• SHORT PROBLEM: Single out each line with the word "Pool" and copy it.

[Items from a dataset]
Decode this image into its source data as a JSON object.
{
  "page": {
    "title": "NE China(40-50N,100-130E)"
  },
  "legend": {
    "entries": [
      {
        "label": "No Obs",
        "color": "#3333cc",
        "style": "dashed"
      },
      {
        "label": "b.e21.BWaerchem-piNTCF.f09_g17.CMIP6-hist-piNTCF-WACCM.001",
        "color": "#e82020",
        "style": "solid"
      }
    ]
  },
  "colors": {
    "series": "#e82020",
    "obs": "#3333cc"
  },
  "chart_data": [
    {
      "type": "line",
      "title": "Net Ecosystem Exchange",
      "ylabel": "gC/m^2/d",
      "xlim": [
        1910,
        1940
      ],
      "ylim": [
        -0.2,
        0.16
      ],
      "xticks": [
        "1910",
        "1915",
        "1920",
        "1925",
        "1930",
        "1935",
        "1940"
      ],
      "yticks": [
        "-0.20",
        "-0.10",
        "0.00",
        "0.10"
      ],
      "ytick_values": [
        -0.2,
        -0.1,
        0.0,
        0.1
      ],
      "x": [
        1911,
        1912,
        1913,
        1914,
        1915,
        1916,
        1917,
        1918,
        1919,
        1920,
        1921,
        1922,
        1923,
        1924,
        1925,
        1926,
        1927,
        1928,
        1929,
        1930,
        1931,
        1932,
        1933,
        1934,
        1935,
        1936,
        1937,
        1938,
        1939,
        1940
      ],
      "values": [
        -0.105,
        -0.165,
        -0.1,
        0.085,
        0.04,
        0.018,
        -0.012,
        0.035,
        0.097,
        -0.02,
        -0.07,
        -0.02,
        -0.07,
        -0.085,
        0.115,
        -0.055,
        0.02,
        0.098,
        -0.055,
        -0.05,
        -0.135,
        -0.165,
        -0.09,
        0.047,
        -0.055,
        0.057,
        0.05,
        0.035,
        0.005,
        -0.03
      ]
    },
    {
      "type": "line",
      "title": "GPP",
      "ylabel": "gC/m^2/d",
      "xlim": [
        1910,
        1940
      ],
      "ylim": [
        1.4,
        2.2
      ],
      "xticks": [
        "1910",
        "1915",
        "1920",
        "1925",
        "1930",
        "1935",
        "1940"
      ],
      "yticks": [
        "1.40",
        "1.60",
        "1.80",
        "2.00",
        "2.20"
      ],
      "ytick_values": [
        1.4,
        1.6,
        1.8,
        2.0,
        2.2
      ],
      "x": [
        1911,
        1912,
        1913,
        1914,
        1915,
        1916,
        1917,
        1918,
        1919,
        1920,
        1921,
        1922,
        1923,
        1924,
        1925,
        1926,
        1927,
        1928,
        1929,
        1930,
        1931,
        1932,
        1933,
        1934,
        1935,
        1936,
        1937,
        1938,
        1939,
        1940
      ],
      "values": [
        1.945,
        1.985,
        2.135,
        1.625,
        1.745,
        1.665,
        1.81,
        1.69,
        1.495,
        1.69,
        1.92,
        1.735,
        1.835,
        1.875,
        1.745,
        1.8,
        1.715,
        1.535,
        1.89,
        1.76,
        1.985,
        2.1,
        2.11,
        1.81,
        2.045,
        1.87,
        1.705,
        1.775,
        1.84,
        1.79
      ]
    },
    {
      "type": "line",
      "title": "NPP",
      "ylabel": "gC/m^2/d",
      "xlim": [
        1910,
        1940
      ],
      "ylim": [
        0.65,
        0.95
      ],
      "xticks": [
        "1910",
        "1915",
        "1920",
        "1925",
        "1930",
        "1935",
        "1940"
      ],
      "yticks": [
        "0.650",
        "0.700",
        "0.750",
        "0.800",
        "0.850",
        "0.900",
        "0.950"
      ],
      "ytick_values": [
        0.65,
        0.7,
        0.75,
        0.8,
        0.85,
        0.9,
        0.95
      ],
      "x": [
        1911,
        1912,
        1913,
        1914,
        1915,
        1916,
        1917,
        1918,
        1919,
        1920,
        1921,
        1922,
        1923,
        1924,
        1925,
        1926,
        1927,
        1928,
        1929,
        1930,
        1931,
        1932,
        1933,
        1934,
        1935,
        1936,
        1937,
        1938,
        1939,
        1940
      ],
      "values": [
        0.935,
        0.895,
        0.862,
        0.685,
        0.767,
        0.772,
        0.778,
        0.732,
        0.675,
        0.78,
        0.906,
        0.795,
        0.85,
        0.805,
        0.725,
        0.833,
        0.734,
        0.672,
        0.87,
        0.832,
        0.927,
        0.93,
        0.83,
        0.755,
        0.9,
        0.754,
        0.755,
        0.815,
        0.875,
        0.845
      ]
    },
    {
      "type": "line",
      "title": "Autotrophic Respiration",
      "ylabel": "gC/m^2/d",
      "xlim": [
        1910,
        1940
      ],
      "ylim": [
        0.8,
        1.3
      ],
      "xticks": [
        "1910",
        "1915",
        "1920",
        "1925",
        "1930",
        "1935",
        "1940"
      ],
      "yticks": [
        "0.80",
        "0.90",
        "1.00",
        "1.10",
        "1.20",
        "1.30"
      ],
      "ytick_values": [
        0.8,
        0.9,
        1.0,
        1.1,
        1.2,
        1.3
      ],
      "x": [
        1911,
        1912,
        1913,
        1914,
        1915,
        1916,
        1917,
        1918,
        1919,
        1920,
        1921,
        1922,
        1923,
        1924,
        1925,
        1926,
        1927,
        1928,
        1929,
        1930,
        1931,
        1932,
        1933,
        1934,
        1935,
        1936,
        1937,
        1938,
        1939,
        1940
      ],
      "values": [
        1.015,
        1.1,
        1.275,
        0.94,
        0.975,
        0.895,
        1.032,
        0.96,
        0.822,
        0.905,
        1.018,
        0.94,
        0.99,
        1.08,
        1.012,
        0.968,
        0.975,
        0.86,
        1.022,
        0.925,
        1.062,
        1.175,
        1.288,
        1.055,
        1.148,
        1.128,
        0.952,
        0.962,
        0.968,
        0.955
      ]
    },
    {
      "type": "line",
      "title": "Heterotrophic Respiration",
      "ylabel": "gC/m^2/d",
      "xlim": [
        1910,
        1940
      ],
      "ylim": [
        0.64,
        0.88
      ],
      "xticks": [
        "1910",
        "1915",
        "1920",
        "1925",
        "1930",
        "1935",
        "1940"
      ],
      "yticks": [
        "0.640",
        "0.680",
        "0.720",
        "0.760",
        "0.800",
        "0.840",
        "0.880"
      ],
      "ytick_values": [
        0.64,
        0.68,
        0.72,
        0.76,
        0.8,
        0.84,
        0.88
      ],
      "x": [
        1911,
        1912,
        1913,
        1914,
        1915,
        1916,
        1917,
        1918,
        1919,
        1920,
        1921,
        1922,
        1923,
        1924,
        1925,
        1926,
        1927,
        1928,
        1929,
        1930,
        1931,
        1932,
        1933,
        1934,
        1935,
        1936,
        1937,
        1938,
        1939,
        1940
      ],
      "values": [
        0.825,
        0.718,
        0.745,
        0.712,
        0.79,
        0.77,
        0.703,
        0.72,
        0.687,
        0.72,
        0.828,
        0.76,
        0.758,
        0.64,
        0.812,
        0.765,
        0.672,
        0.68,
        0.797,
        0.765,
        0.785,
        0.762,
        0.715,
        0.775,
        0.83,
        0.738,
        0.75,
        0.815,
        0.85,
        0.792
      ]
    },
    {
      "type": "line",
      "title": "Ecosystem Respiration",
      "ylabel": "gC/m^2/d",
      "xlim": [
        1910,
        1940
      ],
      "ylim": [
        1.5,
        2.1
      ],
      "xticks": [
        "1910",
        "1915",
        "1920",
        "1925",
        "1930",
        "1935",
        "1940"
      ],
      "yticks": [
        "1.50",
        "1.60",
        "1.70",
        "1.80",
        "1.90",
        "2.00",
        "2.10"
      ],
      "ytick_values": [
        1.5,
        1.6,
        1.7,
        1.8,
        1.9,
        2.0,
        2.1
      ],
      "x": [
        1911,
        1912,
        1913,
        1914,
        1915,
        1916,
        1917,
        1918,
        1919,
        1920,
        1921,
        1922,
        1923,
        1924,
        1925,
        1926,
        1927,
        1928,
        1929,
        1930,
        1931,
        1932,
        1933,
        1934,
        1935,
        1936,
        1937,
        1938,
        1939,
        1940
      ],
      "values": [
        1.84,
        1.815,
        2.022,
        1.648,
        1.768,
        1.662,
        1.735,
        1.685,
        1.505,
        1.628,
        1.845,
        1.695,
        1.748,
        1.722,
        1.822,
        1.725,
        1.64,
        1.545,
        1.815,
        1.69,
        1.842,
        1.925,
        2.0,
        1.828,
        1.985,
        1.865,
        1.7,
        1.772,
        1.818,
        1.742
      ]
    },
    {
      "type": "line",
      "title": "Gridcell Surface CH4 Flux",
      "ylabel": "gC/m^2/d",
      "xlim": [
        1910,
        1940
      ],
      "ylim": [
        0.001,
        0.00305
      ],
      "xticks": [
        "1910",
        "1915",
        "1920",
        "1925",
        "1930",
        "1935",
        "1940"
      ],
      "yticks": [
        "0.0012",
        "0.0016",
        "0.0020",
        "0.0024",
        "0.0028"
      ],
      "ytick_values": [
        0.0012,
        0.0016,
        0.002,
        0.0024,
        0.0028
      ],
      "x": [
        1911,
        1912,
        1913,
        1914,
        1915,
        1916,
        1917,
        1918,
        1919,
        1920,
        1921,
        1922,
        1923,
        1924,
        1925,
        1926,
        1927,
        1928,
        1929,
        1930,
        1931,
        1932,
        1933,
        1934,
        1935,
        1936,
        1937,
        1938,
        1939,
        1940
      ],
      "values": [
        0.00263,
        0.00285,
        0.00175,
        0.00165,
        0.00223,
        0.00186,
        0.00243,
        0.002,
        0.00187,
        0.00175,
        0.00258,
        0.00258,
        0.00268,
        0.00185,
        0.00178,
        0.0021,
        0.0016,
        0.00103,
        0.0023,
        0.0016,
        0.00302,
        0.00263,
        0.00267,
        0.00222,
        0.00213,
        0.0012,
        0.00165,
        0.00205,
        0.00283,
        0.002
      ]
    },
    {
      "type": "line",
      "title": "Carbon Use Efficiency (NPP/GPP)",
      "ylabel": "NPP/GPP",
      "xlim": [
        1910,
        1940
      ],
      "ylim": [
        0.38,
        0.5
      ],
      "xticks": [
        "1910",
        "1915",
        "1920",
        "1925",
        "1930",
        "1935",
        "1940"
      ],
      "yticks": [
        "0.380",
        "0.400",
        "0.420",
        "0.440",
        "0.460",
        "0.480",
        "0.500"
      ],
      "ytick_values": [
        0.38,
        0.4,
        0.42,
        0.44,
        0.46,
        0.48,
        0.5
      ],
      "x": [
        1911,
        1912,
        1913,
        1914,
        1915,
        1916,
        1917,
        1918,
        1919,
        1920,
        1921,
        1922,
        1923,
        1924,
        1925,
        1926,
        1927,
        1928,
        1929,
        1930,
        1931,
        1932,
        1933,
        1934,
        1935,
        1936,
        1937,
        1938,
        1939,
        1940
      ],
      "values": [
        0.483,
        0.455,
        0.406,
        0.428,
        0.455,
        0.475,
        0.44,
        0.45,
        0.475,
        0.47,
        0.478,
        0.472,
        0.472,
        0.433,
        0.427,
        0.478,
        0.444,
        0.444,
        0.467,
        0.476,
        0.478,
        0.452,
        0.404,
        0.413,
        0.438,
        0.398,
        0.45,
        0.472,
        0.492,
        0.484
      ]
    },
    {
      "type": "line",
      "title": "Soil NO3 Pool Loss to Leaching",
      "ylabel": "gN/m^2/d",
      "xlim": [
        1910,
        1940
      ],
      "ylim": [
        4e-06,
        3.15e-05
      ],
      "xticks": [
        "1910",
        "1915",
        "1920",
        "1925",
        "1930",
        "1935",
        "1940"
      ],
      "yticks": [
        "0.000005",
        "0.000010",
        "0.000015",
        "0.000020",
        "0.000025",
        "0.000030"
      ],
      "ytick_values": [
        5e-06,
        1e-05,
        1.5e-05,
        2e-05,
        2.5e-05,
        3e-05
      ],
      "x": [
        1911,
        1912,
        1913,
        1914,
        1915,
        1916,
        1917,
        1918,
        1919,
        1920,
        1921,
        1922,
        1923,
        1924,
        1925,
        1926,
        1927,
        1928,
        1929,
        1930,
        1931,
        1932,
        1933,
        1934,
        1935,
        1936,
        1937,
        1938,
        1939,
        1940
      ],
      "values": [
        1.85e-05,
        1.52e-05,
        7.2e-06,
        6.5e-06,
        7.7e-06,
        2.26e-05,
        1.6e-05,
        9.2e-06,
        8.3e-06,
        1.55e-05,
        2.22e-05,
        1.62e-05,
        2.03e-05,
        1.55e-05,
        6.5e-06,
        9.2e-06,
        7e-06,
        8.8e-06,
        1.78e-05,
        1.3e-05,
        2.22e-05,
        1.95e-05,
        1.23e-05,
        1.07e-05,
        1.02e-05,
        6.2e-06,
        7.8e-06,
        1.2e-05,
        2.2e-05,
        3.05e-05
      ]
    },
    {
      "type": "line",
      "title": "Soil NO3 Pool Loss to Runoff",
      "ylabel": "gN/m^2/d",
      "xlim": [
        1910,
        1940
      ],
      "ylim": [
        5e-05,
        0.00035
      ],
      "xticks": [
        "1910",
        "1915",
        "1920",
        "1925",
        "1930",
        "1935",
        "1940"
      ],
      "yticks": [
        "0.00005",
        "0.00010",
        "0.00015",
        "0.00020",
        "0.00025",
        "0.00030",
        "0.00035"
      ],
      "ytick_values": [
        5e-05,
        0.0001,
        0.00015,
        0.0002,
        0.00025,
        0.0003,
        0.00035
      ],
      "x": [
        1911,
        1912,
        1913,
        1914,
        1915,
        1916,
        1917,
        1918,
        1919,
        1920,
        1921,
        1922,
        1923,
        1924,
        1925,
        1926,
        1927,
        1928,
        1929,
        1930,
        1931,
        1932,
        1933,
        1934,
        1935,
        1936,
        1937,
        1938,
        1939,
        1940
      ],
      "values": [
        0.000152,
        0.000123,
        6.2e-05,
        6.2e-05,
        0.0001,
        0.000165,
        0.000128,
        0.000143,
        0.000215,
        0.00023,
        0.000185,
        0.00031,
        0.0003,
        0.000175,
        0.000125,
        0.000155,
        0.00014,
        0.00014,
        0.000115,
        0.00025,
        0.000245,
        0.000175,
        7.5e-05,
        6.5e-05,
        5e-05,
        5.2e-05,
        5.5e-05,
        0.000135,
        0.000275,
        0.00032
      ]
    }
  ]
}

• EXERCISE OUTPUT:
      "title": "Soil NO3 Pool Loss to Leaching",
      "title": "Soil NO3 Pool Loss to Runoff",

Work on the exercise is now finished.